**Input rows**
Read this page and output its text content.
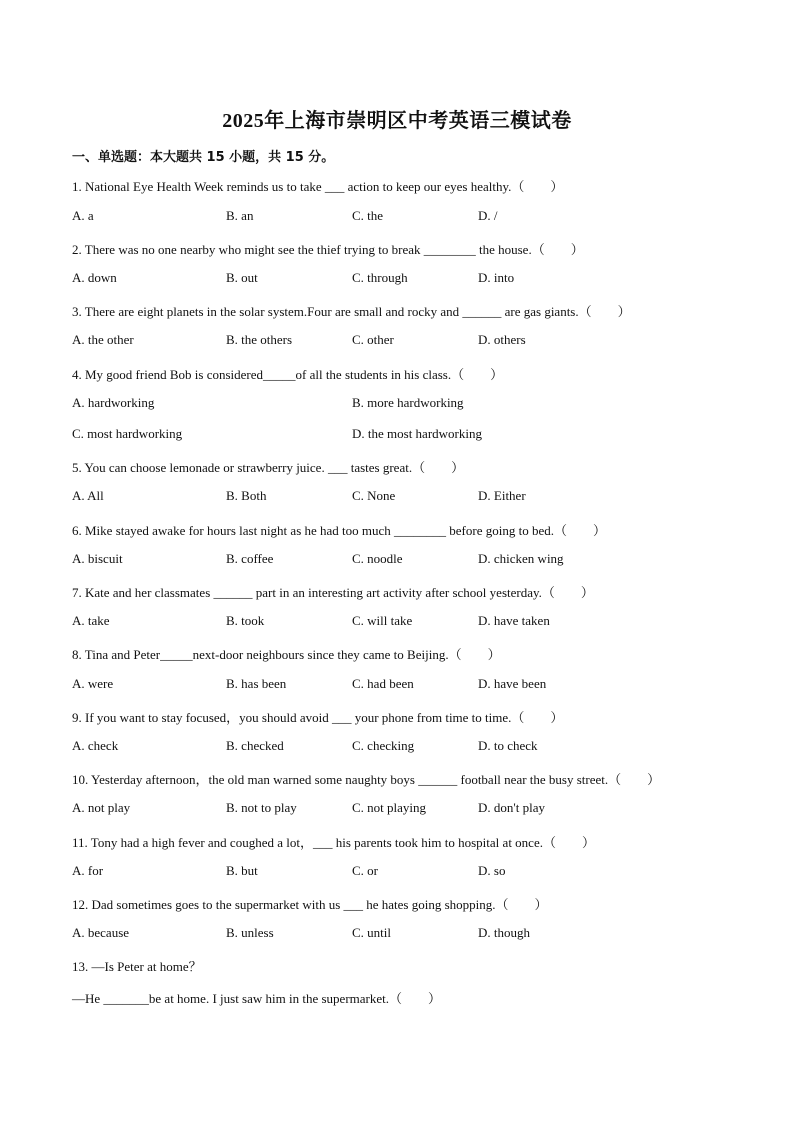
2025年上海市崇明区中考英语三模试卷
一、单选题：本大题共 15 小题，共 15 分。
1. National Eye Health Week reminds us to take ___ action to keep our eyes healthy.（　　）
A. a	B. an	C. the	D. /
2. There was no one nearby who might see the thief trying to break ________ the house.（　　）
A. down	B. out	C. through	D. into
3. There are eight planets in the solar system.Four are small and rocky and ______ are gas giants.（　　）
A. the other	B. the others	C. other	D. others
4. My good friend Bob is considered_____of all the students in his class.（　　）
A. hardworking	B. more hardworking
C. most hardworking	D. the most hardworking
5. You can choose lemonade or strawberry juice. ___ tastes great.（　　）
A. All	B. Both	C. None	D. Either
6. Mike stayed awake for hours last night as he had too much ________ before going to bed.（　　）
A. biscuit	B. coffee	C. noodle	D. chicken wing
7. Kate and her classmates ______ part in an interesting art activity after school yesterday.（　　）
A. take	B. took	C. will take	D. have taken
8. Tina and Peter_____next-door neighbours since they came to Beijing.（　　）
A. were	B. has been	C. had been	D. have been
9. If you want to stay focused，you should avoid ___ your phone from time to time.（　　）
A. check	B. checked	C. checking	D. to check
10. Yesterday afternoon，the old man warned some naughty boys ______ football near the busy street.（　　）
A. not play	B. not to play	C. not playing	D. don't play
11. Tony had a high fever and coughed a lot，___ his parents took him to hospital at once.（　　）
A. for	B. but	C. or	D. so
12. Dad sometimes goes to the supermarket with us ___ he hates going shopping.（　　）
A. because	B. unless	C. until	D. though
13. —Is Peter at home？
—He _______be at home. I just saw him in the supermarket.（　　）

**Aim**
Report the number of lines above that contain the word "take", and only that number.

**Answer to this exercise**
2